▶ _Supplied material_:

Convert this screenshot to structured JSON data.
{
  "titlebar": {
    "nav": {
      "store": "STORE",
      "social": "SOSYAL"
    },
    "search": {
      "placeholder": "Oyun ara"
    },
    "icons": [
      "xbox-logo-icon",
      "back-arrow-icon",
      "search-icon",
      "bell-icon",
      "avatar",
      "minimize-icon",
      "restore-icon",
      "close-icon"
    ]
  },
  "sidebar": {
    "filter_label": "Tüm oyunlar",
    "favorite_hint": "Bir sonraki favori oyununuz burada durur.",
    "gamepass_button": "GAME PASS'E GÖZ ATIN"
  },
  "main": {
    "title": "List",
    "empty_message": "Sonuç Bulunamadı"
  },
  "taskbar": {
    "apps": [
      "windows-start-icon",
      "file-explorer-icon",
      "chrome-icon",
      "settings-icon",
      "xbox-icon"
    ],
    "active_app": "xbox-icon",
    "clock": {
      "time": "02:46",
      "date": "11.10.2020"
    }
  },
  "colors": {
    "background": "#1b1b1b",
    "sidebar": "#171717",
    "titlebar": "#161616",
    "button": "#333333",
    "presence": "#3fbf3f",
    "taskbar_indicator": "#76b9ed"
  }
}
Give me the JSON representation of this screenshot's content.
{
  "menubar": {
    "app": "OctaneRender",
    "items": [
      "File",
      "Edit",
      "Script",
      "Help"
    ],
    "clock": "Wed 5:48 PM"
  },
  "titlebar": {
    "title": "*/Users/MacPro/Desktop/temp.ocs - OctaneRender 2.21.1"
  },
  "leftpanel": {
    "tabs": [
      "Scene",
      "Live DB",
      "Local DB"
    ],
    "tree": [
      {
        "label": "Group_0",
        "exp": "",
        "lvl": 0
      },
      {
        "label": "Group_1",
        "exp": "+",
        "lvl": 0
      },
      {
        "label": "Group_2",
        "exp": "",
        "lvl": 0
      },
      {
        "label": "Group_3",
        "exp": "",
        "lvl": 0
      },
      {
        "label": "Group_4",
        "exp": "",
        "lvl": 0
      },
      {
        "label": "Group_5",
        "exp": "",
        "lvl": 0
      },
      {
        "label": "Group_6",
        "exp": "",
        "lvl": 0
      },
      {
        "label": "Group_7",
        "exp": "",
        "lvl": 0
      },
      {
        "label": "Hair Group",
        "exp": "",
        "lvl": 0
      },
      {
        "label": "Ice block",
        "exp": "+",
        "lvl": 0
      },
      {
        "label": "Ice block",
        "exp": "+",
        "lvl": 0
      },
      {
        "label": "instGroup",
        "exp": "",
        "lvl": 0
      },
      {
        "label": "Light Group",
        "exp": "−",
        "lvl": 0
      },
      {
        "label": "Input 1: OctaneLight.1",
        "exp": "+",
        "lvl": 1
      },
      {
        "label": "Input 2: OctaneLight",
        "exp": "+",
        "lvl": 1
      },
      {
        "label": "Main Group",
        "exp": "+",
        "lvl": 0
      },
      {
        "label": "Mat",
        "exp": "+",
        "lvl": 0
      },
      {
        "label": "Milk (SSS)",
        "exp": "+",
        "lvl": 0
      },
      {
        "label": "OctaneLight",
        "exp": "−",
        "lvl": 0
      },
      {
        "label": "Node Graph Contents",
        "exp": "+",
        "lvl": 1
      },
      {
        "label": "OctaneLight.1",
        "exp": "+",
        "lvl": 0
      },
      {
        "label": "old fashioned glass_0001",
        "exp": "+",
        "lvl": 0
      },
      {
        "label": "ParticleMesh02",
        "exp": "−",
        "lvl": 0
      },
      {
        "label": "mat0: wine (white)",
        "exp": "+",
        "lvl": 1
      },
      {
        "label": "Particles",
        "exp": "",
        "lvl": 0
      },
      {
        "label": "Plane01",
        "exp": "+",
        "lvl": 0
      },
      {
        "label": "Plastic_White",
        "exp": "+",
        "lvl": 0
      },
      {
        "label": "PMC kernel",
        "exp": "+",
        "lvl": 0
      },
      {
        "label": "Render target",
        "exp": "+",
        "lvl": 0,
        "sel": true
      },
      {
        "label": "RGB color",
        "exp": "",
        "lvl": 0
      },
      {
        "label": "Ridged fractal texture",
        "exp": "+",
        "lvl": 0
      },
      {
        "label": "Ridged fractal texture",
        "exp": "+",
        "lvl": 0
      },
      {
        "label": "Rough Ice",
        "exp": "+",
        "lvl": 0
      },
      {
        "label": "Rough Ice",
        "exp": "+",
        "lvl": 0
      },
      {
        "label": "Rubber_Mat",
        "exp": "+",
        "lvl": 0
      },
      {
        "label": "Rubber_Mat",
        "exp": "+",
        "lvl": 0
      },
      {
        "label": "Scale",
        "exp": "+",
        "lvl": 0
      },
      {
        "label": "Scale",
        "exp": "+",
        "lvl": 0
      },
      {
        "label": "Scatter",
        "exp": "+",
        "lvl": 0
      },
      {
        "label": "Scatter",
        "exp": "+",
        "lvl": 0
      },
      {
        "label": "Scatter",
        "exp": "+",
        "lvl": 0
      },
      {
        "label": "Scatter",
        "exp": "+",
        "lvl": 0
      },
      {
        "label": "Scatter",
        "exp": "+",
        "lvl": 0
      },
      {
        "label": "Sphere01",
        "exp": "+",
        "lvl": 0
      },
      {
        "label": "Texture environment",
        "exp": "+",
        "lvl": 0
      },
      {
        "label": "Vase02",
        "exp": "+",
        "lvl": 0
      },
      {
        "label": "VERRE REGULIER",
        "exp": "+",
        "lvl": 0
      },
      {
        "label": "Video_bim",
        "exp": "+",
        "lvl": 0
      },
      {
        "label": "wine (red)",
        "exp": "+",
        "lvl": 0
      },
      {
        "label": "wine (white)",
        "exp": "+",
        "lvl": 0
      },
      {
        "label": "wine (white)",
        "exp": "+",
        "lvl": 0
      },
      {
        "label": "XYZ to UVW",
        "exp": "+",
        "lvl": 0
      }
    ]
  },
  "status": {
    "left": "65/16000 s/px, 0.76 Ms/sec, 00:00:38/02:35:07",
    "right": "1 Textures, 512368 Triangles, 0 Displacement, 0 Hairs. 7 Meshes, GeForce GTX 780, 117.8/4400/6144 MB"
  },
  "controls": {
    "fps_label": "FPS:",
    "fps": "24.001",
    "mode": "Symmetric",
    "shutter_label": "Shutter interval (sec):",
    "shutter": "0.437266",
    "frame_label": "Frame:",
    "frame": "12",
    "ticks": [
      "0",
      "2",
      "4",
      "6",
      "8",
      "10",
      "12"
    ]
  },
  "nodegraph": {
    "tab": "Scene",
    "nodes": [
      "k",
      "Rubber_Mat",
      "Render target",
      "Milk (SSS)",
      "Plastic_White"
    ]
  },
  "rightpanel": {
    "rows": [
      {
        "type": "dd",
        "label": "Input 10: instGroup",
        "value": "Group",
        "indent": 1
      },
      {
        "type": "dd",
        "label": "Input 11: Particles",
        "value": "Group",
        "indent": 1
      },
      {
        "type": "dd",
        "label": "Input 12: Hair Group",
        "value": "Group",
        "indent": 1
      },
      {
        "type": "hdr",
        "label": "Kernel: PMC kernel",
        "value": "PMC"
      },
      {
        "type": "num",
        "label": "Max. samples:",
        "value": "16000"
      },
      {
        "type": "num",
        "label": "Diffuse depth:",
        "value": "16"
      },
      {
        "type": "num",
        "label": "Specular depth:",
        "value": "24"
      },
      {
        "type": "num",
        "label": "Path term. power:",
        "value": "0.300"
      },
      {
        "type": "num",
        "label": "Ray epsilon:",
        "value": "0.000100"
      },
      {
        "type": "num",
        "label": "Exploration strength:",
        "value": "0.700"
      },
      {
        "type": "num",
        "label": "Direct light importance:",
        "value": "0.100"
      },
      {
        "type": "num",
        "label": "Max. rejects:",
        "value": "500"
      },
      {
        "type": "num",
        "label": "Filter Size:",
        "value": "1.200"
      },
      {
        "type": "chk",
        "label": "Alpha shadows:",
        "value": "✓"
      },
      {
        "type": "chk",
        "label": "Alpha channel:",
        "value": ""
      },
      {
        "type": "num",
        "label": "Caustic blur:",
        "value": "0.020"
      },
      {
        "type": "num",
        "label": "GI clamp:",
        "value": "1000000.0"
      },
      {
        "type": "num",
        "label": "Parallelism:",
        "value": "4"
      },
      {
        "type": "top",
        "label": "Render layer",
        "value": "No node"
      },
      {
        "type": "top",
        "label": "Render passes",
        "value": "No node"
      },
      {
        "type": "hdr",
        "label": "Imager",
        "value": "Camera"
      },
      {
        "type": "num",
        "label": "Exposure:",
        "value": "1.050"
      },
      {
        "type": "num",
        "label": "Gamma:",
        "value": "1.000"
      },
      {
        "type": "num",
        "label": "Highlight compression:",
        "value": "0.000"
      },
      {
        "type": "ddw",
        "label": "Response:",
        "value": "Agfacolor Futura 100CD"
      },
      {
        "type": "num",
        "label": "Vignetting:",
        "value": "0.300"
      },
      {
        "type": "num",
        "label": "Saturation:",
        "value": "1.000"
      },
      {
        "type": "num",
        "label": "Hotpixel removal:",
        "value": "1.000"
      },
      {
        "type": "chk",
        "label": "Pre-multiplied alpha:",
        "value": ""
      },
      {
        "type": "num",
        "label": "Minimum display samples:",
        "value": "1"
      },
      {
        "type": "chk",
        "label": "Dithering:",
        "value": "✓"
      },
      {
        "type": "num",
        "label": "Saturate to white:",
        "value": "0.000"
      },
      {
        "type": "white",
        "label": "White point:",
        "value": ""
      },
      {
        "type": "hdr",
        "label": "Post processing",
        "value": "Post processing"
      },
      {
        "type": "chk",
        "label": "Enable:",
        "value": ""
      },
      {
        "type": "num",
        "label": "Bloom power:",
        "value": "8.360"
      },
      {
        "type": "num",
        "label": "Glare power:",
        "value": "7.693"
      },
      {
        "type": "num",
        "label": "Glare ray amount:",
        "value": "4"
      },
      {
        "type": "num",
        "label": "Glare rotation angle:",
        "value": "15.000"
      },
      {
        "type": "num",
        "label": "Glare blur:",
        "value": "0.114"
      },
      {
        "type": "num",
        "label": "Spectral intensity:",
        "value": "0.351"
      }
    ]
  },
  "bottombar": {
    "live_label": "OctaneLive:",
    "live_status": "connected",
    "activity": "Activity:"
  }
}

▶ _What the task asks_:
Only the number is needed here: how many lines of the records contain "Input"?

▶ _Written response_:
5